-- Goal --
Below are the records; pull every line that includes "налогообложения".
begin Material for this task
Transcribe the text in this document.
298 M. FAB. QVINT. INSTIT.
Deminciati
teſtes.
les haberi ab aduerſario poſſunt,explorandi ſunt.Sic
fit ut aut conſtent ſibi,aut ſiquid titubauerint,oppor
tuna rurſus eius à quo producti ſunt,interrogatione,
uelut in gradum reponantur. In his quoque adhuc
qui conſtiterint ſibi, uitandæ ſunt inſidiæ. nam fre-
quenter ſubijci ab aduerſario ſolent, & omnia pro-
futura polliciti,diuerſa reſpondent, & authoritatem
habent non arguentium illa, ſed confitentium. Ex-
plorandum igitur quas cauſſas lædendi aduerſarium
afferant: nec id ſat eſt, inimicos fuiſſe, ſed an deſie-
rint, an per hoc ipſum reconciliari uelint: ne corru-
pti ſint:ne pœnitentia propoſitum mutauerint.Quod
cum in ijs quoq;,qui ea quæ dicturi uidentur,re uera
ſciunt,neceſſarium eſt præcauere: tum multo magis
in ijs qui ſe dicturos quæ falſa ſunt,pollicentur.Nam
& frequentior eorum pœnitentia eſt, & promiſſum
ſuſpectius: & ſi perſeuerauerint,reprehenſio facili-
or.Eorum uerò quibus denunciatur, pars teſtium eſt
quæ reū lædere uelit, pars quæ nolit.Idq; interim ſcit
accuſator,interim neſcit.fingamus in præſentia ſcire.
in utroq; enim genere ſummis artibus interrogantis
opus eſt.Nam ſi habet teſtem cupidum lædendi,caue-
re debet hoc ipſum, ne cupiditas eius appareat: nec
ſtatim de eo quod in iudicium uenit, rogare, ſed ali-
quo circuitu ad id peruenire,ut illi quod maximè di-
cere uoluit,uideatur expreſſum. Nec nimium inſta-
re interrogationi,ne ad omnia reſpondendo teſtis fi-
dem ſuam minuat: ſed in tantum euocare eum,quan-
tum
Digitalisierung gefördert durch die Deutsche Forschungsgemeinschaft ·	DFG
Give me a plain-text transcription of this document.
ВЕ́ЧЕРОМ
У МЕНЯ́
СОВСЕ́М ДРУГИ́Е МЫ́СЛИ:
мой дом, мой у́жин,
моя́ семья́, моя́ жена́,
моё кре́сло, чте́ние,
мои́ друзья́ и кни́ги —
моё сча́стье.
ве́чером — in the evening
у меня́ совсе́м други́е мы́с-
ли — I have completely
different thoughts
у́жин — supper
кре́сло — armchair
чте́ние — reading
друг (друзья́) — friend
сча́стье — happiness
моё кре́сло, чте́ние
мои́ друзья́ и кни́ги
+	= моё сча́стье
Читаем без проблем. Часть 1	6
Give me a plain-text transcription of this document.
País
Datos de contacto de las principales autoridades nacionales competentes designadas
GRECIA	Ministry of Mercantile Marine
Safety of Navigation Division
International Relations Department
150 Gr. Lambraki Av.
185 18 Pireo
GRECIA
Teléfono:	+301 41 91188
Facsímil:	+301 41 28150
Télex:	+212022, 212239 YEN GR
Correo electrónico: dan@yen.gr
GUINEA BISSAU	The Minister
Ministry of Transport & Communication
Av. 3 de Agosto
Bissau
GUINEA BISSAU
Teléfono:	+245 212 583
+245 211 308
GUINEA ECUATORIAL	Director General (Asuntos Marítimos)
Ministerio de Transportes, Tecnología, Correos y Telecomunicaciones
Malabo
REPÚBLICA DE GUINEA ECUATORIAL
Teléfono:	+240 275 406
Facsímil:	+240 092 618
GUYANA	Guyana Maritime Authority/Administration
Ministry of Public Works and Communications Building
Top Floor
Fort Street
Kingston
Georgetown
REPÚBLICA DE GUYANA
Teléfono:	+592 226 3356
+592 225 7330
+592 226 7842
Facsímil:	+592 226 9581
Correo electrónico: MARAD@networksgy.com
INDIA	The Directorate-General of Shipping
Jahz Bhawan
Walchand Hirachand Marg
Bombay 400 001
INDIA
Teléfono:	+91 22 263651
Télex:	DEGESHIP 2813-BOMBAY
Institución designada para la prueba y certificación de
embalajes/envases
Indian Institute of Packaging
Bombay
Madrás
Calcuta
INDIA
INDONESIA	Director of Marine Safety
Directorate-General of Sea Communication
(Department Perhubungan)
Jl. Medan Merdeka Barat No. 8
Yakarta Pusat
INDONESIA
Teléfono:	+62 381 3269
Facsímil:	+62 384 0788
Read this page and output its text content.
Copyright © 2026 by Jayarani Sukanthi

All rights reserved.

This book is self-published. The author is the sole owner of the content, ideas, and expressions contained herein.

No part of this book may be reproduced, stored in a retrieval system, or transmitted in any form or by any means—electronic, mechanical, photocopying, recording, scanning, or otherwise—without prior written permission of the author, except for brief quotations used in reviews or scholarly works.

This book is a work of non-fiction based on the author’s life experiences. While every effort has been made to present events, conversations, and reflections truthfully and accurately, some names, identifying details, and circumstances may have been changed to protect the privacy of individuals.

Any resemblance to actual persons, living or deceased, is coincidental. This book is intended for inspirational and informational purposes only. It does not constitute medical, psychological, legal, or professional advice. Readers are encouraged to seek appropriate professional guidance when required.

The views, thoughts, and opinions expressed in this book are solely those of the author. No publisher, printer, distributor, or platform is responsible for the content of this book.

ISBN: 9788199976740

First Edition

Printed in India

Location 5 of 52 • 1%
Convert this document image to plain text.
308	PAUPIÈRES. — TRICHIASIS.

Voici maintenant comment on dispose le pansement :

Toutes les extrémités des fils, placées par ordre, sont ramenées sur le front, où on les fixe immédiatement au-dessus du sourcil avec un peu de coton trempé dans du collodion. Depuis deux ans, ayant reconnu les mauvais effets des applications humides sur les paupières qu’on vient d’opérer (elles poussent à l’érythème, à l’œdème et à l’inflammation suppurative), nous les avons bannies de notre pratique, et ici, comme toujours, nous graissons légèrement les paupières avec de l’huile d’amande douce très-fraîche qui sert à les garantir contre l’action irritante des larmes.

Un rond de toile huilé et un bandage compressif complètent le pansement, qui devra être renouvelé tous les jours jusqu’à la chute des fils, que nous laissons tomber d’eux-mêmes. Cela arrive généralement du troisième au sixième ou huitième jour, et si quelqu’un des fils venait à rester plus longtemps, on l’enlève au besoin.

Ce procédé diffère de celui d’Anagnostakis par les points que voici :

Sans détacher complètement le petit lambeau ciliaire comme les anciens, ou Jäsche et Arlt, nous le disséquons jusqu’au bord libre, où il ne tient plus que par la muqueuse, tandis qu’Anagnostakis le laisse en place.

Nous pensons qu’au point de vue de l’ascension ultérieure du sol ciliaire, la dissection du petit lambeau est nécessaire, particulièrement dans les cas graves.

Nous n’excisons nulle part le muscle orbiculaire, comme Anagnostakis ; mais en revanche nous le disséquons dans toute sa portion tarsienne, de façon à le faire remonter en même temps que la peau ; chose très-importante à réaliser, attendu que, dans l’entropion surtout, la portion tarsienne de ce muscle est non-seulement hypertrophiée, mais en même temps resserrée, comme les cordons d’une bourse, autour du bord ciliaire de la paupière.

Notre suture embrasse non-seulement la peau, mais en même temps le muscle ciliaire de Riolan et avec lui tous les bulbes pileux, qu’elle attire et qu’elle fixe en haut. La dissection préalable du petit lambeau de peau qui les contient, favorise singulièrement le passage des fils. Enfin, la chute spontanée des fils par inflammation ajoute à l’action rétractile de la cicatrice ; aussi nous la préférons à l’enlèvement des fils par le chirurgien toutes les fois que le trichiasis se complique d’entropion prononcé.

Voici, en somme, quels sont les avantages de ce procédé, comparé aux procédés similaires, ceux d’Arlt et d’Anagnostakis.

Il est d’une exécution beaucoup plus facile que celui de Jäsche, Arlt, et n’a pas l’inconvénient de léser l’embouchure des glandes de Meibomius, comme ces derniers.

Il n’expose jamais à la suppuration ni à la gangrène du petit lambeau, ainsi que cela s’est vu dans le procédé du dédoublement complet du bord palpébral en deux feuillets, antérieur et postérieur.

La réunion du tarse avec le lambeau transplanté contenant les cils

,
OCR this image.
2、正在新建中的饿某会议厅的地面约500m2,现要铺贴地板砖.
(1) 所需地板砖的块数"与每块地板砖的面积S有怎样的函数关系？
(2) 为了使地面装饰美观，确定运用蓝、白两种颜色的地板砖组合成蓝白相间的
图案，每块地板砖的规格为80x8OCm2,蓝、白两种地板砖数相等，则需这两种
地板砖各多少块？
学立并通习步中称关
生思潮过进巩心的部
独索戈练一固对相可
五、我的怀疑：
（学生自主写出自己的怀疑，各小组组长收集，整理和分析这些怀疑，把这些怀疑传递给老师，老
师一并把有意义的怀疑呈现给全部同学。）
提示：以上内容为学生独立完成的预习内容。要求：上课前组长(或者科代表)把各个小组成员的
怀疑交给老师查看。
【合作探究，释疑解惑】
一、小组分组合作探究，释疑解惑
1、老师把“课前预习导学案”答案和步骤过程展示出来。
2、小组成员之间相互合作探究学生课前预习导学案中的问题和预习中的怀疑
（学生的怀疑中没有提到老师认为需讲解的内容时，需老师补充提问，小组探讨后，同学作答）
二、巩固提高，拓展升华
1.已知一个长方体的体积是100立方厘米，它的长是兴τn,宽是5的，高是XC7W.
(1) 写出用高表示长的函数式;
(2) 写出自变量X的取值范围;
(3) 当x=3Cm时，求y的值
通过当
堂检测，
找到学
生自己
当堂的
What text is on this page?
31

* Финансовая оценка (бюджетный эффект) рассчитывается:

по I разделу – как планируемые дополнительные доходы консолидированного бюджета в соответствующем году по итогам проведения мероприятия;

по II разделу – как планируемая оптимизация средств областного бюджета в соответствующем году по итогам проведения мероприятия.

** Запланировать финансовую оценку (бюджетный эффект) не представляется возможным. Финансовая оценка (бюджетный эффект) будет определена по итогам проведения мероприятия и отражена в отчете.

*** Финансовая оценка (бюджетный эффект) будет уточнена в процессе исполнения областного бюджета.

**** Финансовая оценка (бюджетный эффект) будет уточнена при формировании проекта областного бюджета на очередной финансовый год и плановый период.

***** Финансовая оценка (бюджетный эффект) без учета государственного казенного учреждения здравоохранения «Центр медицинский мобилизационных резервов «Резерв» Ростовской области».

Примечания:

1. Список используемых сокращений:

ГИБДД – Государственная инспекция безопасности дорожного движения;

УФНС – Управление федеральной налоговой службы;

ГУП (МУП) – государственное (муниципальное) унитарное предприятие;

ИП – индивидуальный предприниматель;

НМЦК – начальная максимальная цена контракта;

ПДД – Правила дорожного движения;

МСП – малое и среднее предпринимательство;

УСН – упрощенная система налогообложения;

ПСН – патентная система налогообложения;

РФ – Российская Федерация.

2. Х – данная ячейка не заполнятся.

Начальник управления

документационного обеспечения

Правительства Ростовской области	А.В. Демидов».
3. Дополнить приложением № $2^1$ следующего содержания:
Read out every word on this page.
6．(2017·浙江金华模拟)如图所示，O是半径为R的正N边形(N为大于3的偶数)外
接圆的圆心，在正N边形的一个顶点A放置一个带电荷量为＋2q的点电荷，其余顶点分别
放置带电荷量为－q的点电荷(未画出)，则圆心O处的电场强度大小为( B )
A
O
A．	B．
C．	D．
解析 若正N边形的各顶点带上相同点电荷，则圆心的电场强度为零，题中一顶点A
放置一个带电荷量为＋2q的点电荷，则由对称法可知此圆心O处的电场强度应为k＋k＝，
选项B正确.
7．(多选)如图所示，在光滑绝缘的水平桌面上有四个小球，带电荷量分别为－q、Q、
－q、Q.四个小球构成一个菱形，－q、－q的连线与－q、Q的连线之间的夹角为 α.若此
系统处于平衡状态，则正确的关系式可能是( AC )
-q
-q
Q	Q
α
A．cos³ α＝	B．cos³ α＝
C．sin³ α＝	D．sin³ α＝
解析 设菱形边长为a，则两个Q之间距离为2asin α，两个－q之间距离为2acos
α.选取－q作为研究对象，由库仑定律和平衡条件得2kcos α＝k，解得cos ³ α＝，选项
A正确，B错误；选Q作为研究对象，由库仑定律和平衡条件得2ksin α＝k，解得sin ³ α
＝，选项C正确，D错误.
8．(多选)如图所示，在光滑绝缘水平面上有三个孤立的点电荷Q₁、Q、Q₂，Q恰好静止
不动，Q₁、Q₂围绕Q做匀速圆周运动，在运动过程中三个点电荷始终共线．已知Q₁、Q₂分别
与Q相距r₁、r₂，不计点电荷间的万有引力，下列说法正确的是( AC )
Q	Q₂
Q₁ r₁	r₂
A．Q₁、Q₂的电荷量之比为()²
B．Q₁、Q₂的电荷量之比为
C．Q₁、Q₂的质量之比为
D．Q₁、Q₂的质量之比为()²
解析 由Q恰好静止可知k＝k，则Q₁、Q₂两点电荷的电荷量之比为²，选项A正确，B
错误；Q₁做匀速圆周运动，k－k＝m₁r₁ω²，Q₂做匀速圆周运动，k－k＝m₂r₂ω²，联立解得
end Material for this task
-- Solution to the problem --
УСН – упрощенная система налогообложения;
ПСН – патентная система налогообложения;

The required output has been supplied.